## [Dataset]
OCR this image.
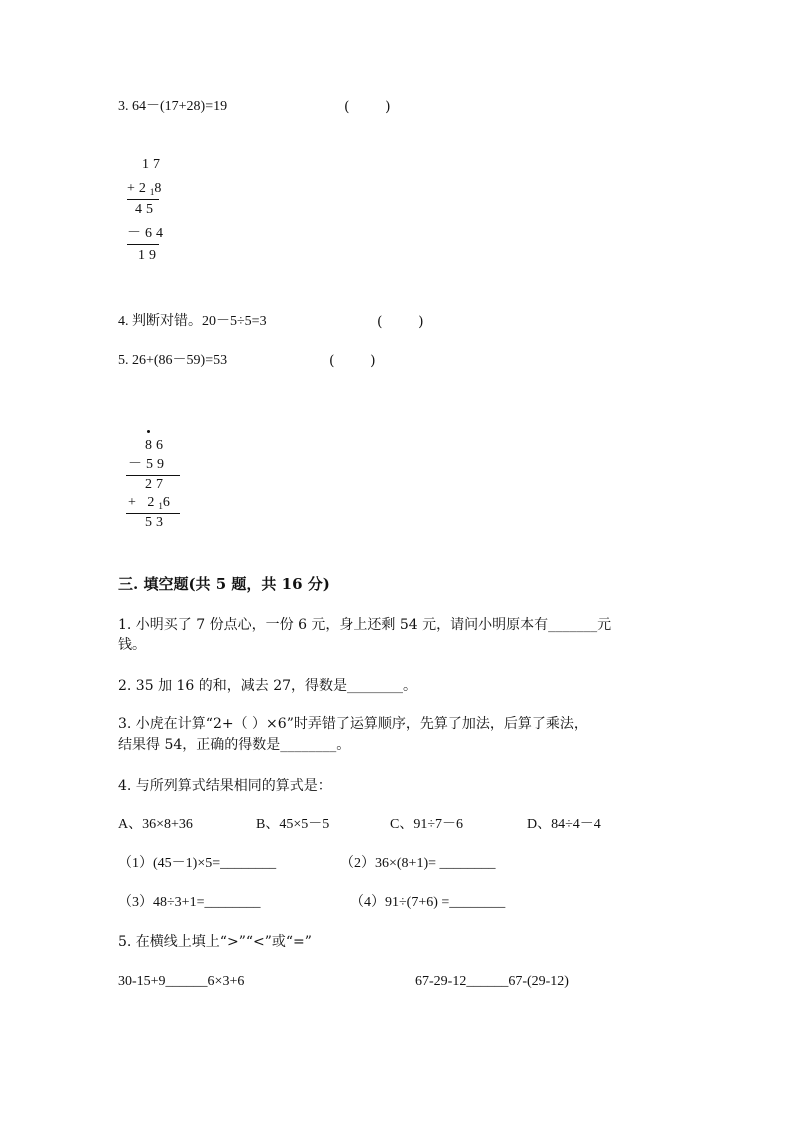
3. 64－(17+28)=19	(        )
17
$+2_18$
45
－64
19
4. 判断对错。20－5÷5=3	(        )
5. 26+(86－59)=53	(        )
86
－59
27
+ $2_16$
53
三. 填空题(共 5 题，共 16 分)
1. 小明买了 7 份点心，一份 6 元，身上还剩 54 元，请问小明原本有_______元
钱。
2. 35 加 16 的和，减去 27，得数是________。
3. 小虎在计算“2+（ ）×6”时弄错了运算顺序，先算了加法，后算了乘法，
结果得 54，正确的得数是________。
4. 与所列算式结果相同的算式是：
A、36×8+36	B、45×5－5	C、91÷7－6	D、84÷4－4
（1）(45－1)×5=________	（2）36×(8+1)= ________
（3）48÷3+1=________	（4）91÷(7+6) =________
5. 在横线上填上“>”“<”或“=”
30-15+9______6×3+6	67-29-12______67-(29-12)
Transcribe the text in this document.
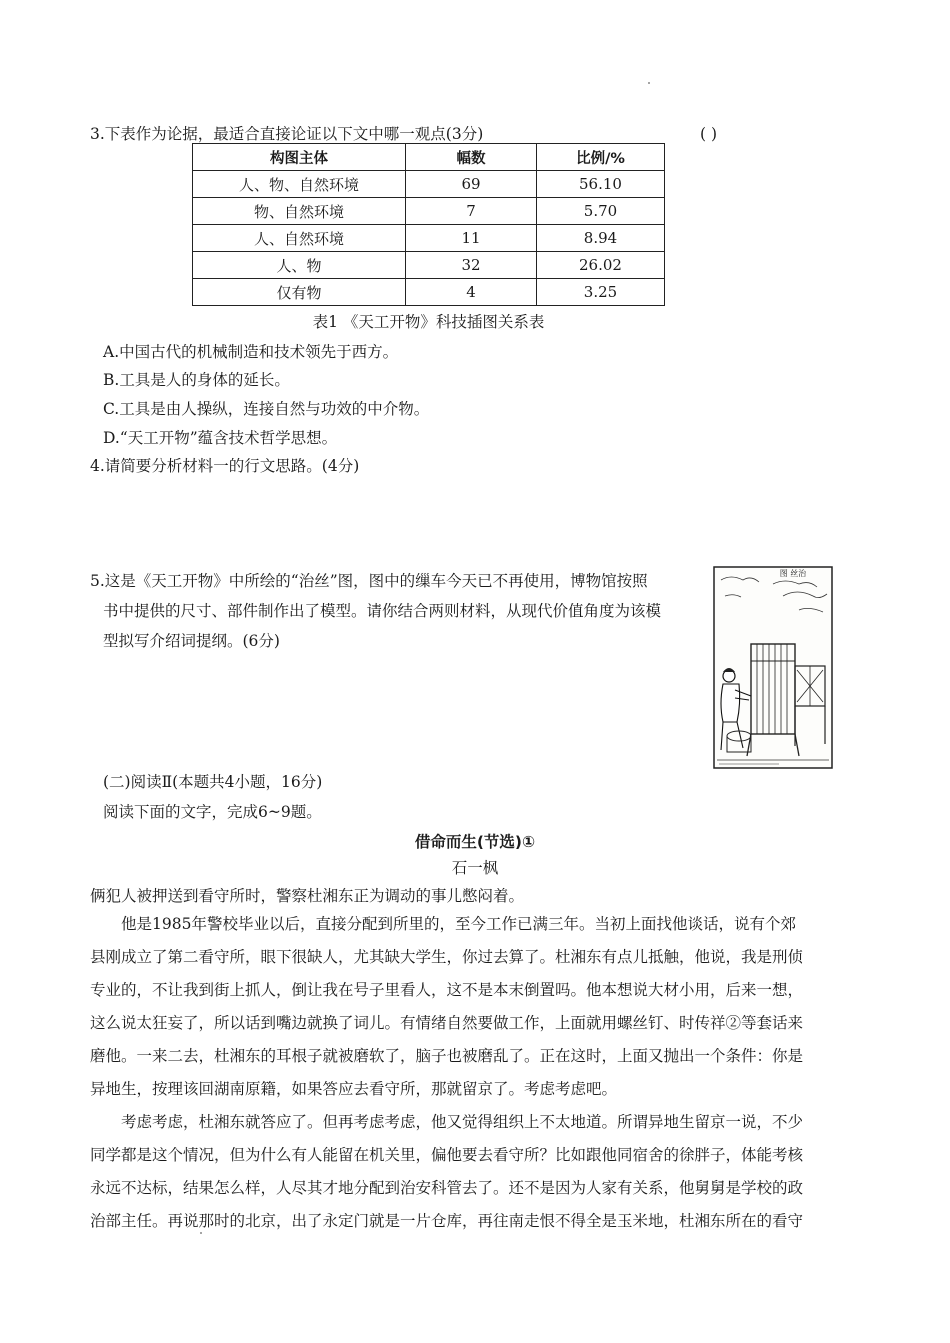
3.下表作为论据，最适合直接论证以下文中哪一观点(3分)	( )
构图主体	幅数	比例/%
人、物、自然环境	69	56.10
物、自然环境	7	5.70
人、自然环境	11	8.94
人、物	32	26.02
仅有物	4	3.25
表1 《天工开物》科技插图关系表
A.中国古代的机械制造和技术领先于西方。
B.工具是人的身体的延长。
C.工具是由人操纵，连接自然与功效的中介物。
D.“天工开物”蕴含技术哲学思想。
4.请简要分析材料一的行文思路。(4分)
5.这是《天工开物》中所绘的“治丝”图，图中的缫车今天已不再使用，博物馆按照
书中提供的尺寸、部件制作出了模型。请你结合两则材料，从现代价值角度为该模
型拟写介绍词提纲。(6分)
图 丝治
(二)阅读Ⅱ(本题共4小题，16分)
阅读下面的文字，完成6~9题。
借命而生(节选)①
石一枫
俩犯人被押送到看守所时，警察杜湘东正为调动的事儿憋闷着。
他是1985年警校毕业以后，直接分配到所里的，至今工作已满三年。当初上面找他谈话，说有个郊
县刚成立了第二看守所，眼下很缺人，尤其缺大学生，你过去算了。杜湘东有点儿抵触，他说，我是刑侦
专业的，不让我到街上抓人，倒让我在号子里看人，这不是本末倒置吗。他本想说大材小用，后来一想，
这么说太狂妄了，所以话到嘴边就换了词儿。有情绪自然要做工作，上面就用螺丝钉、时传祥②等套话来
磨他。一来二去，杜湘东的耳根子就被磨软了，脑子也被磨乱了。正在这时，上面又抛出一个条件：你是
异地生，按理该回湖南原籍，如果答应去看守所，那就留京了。考虑考虑吧。
考虑考虑，杜湘东就答应了。但再考虑考虑，他又觉得组织上不太地道。所谓异地生留京一说，不少
同学都是这个情况，但为什么有人能留在机关里，偏他要去看守所？比如跟他同宿舍的徐胖子，体能考核
永远不达标，结果怎么样，人尽其才地分配到治安科管去了。还不是因为人家有关系，他舅舅是学校的政
治部主任。再说那时的北京，出了永定门就是一片仓库，再往南走恨不得全是玉米地，杜湘东所在的看守
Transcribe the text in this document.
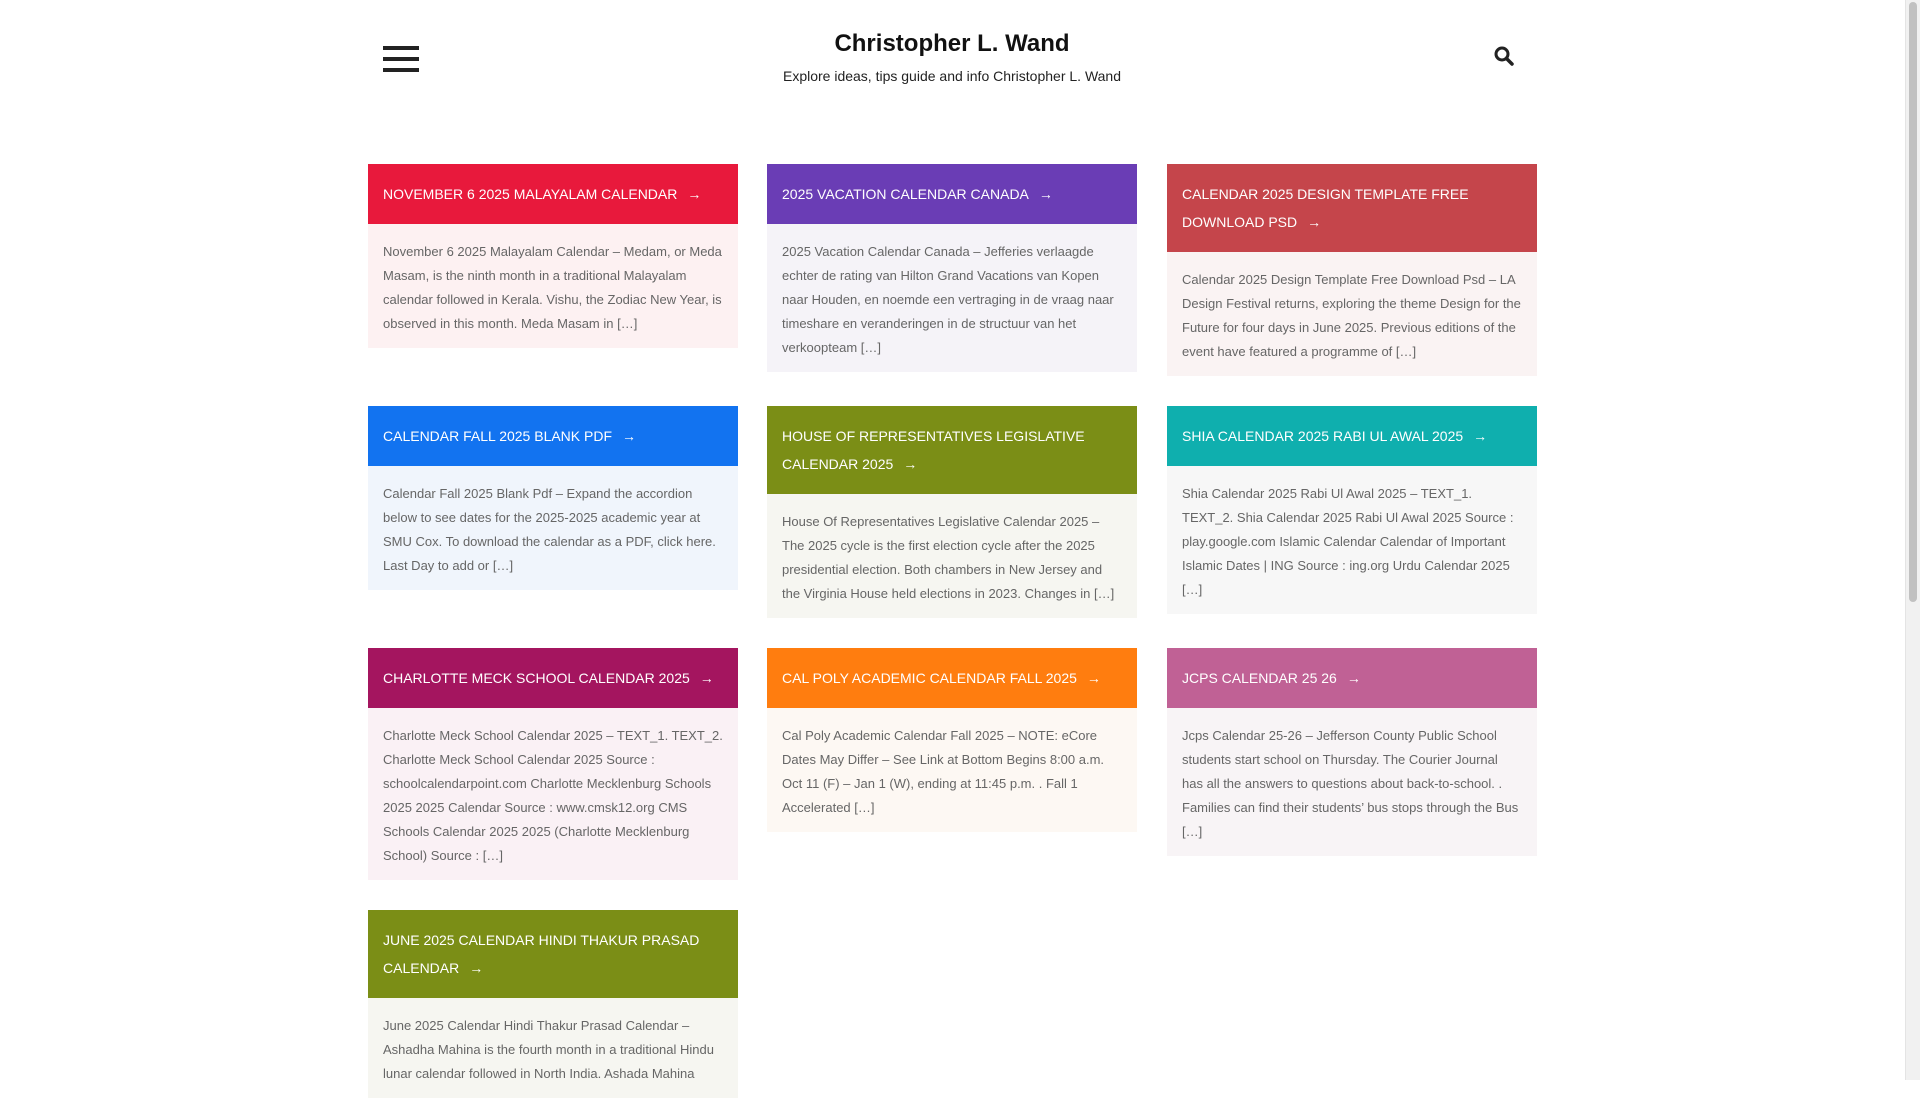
Christopher L. Wand

Explore ideas, tips guide and info Christopher L. Wand

NOVEMBER 6 2025 MALAYALAM CALENDAR →
November 6 2025 Malayalam Calendar – Medam, or Meda Masam, is the ninth month in a traditional Malayalam calendar followed in Kerala. Vishu, the Zodiac New Year, is observed in this month. Meda Masam in […]
2025 VACATION CALENDAR CANADA →
2025 Vacation Calendar Canada – Jefferies verlaagde echter de rating van Hilton Grand Vacations van Kopen naar Houden, en noemde een vertraging in de vraag naar timeshare en veranderingen in de structuur van het verkoopteam […]
CALENDAR 2025 DESIGN TEMPLATE FREE DOWNLOAD PSD →
Calendar 2025 Design Template Free Download Psd – LA Design Festival returns, exploring the theme Design for the Future for four days in June 2025. Previous editions of the event have featured a programme of […]
CALENDAR FALL 2025 BLANK PDF →
Calendar Fall 2025 Blank Pdf – Expand the accordion below to see dates for the 2025-2025 academic year at SMU Cox. To download the calendar as a PDF, click here. Last Day to add or […]
HOUSE OF REPRESENTATIVES LEGISLATIVE CALENDAR 2025 →
House Of Representatives Legislative Calendar 2025 – The 2025 cycle is the first election cycle after the 2025 presidential election. Both chambers in New Jersey and the Virginia House held elections in 2023. Changes in […]
SHIA CALENDAR 2025 RABI UL AWAL 2025 →
Shia Calendar 2025 Rabi Ul Awal 2025 – TEXT_1. TEXT_2. Shia Calendar 2025 Rabi Ul Awal 2025 Source : play.google.com Islamic Calendar Calendar of Important Islamic Dates | ING Source : ing.org Urdu Calendar 2025 […]
CHARLOTTE MECK SCHOOL CALENDAR 2025 →
Charlotte Meck School Calendar 2025 – TEXT_1. TEXT_2. Charlotte Meck School Calendar 2025 Source : schoolcalendarpoint.com Charlotte Mecklenburg Schools 2025 2025 Calendar Source : www.cmsk12.org CMS Schools Calendar 2025 2025 (Charlotte Mecklenburg School) Source : […]
CAL POLY ACADEMIC CALENDAR FALL 2025 →
Cal Poly Academic Calendar Fall 2025 – NOTE: eCore Dates May Differ – See Link at Bottom Begins 8:00 a.m. Oct 11 (F) – Jan 1 (W), ending at 11:45 p.m. . Fall 1 Accelerated […]
JCPS CALENDAR 25 26 →
Jcps Calendar 25-26 – Jefferson County Public School students start school on Thursday. The Courier Journal has all the answers to questions about back-to-school. . Families can find their students’ bus stops through the Bus […]
JUNE 2025 CALENDAR HINDI THAKUR PRASAD CALENDAR →
June 2025 Calendar Hindi Thakur Prasad Calendar – Ashadha Mahina is the fourth month in a traditional Hindu lunar calendar followed in North India. Ashada Mahina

## [What needs to be done]
Look through the material above and pick out each line holding the word "Christopher".

## [Task solution]
Christopher L. Wand
Explore ideas, tips guide and info Christopher L. Wand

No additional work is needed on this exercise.